[BEGIN Given records]

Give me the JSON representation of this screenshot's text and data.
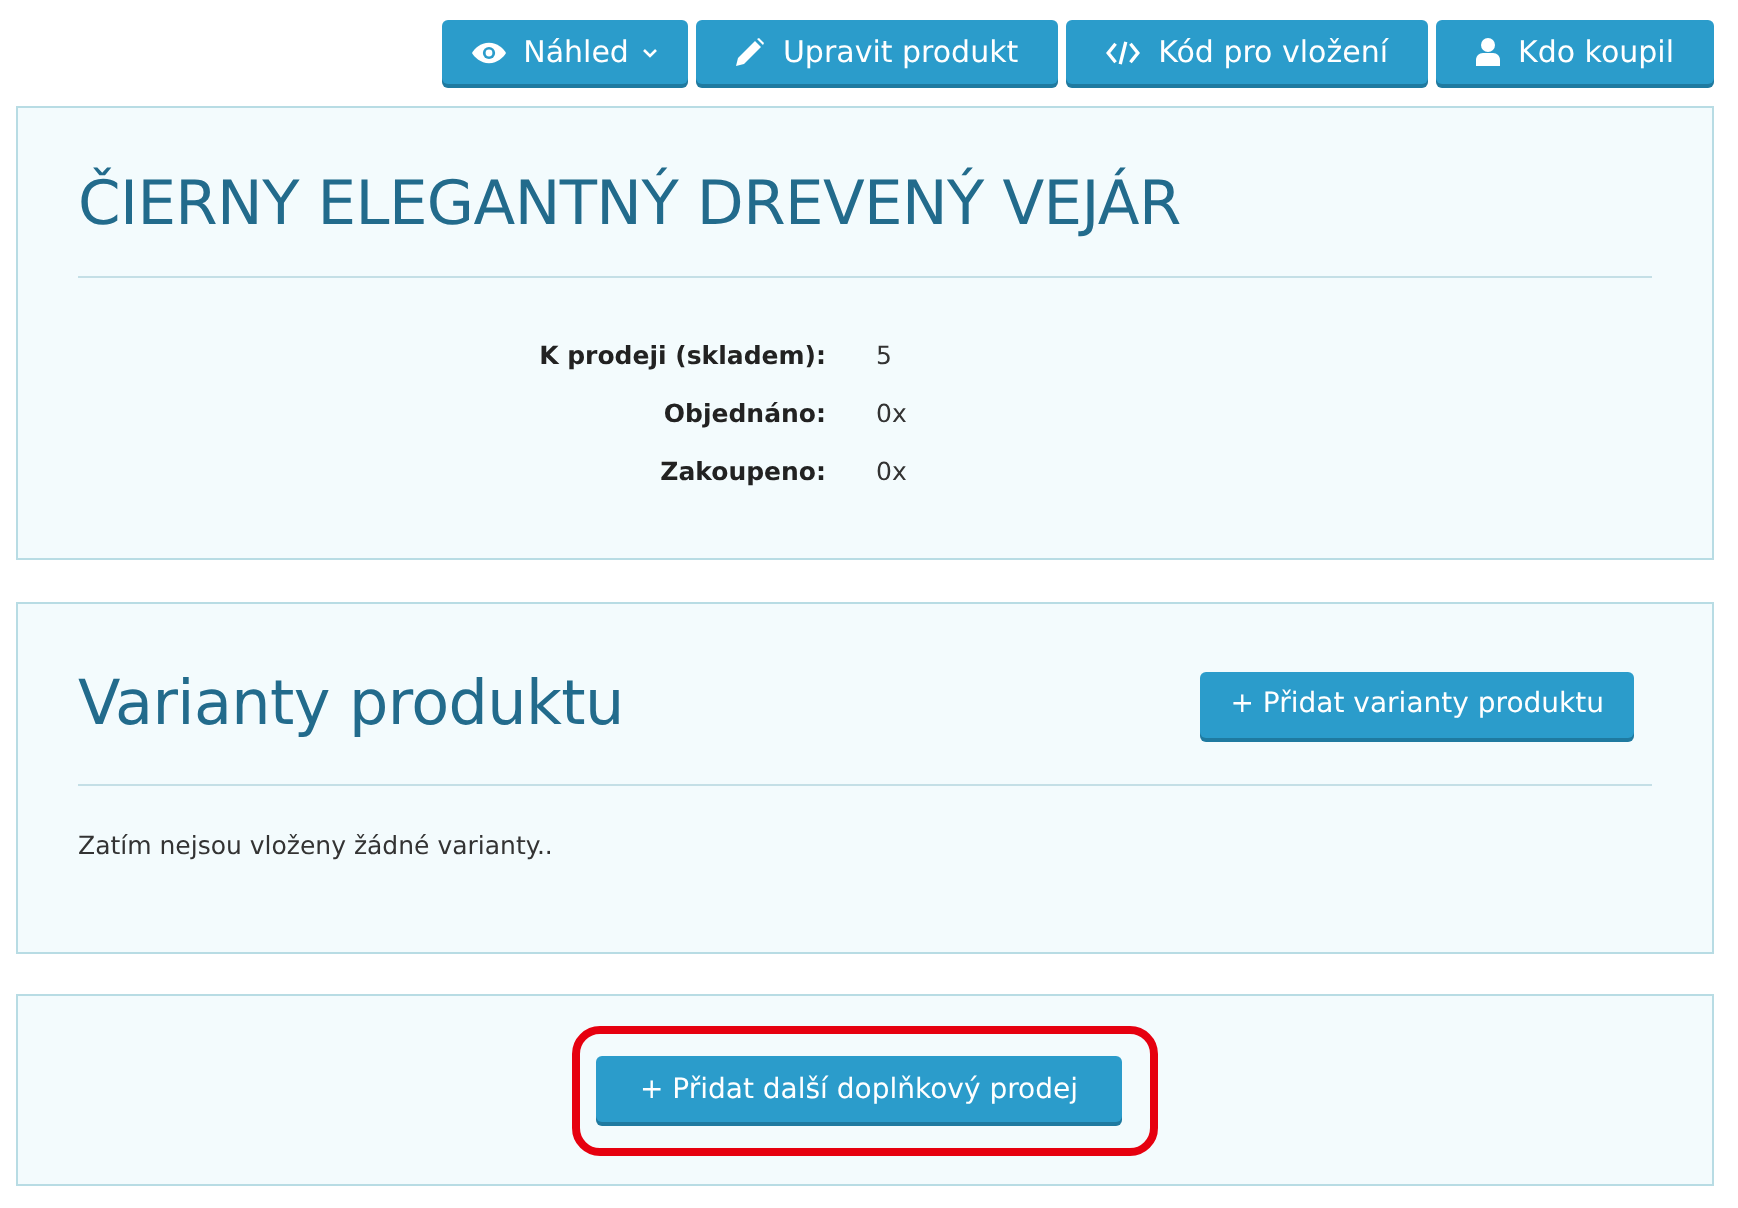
{
  "toolbar": {
    "buttons": [
      {
        "label": "Náhled",
        "kind": "preview",
        "dropdown": true
      },
      {
        "label": "Upravit produkt",
        "kind": "edit",
        "dropdown": false
      },
      {
        "label": "Kód pro vložení",
        "kind": "embed",
        "dropdown": false
      },
      {
        "label": "Kdo koupil",
        "kind": "buyers",
        "dropdown": false
      }
    ]
  },
  "product": {
    "title": "ČIERNY ELEGANTNÝ DREVENÝ VEJÁR",
    "stats": [
      {
        "label": "K prodeji (skladem):",
        "value": "5"
      },
      {
        "label": "Objednáno:",
        "value": "0x"
      },
      {
        "label": "Zakoupeno:",
        "value": "0x"
      }
    ]
  },
  "variants": {
    "heading": "Varianty produktu",
    "add_button": "+ Přidat varianty produktu",
    "empty_message": "Zatím nejsou vloženy žádné varianty.."
  },
  "upsell": {
    "add_button": {
      "label": "+ Přidat další doplňkový prodej",
      "highlighted": true
    }
  }
}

[END Given records]

**Exercise:** Give back the entries verbatim. Do not include any picture.

**Task result:**
Give me the JSON representation of this screenshot's text and data.
{
  "toolbar": {
    "buttons": [
      {
        "label": "Náhled",
        "kind": "preview",
        "dropdown": true
      },
      {
        "label": "Upravit produkt",
        "kind": "edit",
        "dropdown": false
      },
      {
        "label": "Kód pro vložení",
        "kind": "embed",
        "dropdown": false
      },
      {
        "label": "Kdo koupil",
        "kind": "buyers",
        "dropdown": false
      }
    ]
  },
  "product": {
    "title": "ČIERNY ELEGANTNÝ DREVENÝ VEJÁR",
    "stats": [
      {
        "label": "K prodeji (skladem):",
        "value": "5"
      },
      {
        "label": "Objednáno:",
        "value": "0x"
      },
      {
        "label": "Zakoupeno:",
        "value": "0x"
      }
    ]
  },
  "variants": {
    "heading": "Varianty produktu",
    "add_button": "+ Přidat varianty produktu",
    "empty_message": "Zatím nejsou vloženy žádné varianty.."
  },
  "upsell": {
    "add_button": {
      "label": "+ Přidat další doplňkový prodej",
      "highlighted": true
    }
  }
}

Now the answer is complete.